» Set task
Reproduce the listing below with "Main applicants" renamed to "Primary applicants", keeping every other character the same.

» Provided data
· · ·
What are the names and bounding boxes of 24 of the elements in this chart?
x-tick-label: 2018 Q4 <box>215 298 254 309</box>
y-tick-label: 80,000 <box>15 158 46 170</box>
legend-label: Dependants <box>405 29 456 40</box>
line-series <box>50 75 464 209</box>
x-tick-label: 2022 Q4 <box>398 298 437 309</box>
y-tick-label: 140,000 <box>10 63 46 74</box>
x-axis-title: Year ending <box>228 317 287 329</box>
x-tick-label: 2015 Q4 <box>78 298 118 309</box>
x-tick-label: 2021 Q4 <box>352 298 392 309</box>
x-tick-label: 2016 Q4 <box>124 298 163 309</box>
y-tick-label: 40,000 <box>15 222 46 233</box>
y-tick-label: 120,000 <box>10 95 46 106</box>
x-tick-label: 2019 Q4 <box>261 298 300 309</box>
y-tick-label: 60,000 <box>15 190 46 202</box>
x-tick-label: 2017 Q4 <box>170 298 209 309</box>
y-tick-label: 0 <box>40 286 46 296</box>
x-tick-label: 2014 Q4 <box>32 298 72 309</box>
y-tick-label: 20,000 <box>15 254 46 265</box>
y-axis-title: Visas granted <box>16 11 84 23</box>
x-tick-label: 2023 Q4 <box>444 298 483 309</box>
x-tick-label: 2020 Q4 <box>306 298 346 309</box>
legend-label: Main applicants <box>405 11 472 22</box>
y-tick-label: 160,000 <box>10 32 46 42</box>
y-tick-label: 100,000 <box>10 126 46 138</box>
· · ·
» In response
What are the names and bounding boxes of 24 of the elements in this chart?
x-tick-label: 2018 Q4 <box>215 298 254 309</box>
y-tick-label: 80,000 <box>15 158 46 170</box>
legend-label: Dependants <box>405 29 456 40</box>
line-series <box>50 75 464 209</box>
x-tick-label: 2022 Q4 <box>398 298 437 309</box>
y-tick-label: 140,000 <box>10 63 46 74</box>
x-axis-title: Year ending <box>228 317 287 329</box>
x-tick-label: 2015 Q4 <box>78 298 118 309</box>
x-tick-label: 2021 Q4 <box>352 298 392 309</box>
x-tick-label: 2016 Q4 <box>124 298 163 309</box>
y-tick-label: 40,000 <box>15 222 46 233</box>
y-tick-label: 120,000 <box>10 95 46 106</box>
x-tick-label: 2019 Q4 <box>261 298 300 309</box>
y-tick-label: 60,000 <box>15 190 46 202</box>
x-tick-label: 2017 Q4 <box>170 298 209 309</box>
y-tick-label: 0 <box>40 286 46 296</box>
x-tick-label: 2014 Q4 <box>32 298 72 309</box>
y-tick-label: 20,000 <box>15 254 46 265</box>
y-axis-title: Visas granted <box>16 11 84 23</box>
x-tick-label: 2023 Q4 <box>444 298 483 309</box>
x-tick-label: 2020 Q4 <box>306 298 346 309</box>
legend-label: Primary applicants <box>405 11 472 22</box>
y-tick-label: 160,000 <box>10 32 46 42</box>
y-tick-label: 100,000 <box>10 126 46 138</box>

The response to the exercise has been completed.